Data for processing start
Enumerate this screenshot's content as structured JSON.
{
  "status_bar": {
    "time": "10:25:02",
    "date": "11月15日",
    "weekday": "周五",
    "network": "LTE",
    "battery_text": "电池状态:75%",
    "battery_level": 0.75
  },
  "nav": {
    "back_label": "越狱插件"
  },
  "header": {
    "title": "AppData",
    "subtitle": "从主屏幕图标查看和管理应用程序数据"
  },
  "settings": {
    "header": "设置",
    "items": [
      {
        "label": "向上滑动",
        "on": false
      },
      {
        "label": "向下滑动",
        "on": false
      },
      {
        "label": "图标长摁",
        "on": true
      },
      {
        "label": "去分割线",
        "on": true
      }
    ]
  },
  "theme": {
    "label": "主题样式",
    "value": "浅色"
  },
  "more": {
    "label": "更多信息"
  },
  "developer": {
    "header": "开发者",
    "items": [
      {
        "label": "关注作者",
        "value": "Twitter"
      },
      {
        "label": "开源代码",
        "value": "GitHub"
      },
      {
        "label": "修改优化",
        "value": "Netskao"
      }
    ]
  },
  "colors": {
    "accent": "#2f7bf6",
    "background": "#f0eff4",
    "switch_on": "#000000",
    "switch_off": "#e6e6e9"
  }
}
Data for processing end
Task description: Every entry should be printed again exactly as it stands.

Task output:
Enumerate this screenshot's content as structured JSON.
{
  "status_bar": {
    "time": "10:25:02",
    "date": "11月15日",
    "weekday": "周五",
    "network": "LTE",
    "battery_text": "电池状态:75%",
    "battery_level": 0.75
  },
  "nav": {
    "back_label": "越狱插件"
  },
  "header": {
    "title": "AppData",
    "subtitle": "从主屏幕图标查看和管理应用程序数据"
  },
  "settings": {
    "header": "设置",
    "items": [
      {
        "label": "向上滑动",
        "on": false
      },
      {
        "label": "向下滑动",
        "on": false
      },
      {
        "label": "图标长摁",
        "on": true
      },
      {
        "label": "去分割线",
        "on": true
      }
    ]
  },
  "theme": {
    "label": "主题样式",
    "value": "浅色"
  },
  "more": {
    "label": "更多信息"
  },
  "developer": {
    "header": "开发者",
    "items": [
      {
        "label": "关注作者",
        "value": "Twitter"
      },
      {
        "label": "开源代码",
        "value": "GitHub"
      },
      {
        "label": "修改优化",
        "value": "Netskao"
      }
    ]
  },
  "colors": {
    "accent": "#2f7bf6",
    "background": "#f0eff4",
    "switch_on": "#000000",
    "switch_off": "#e6e6e9"
  }
}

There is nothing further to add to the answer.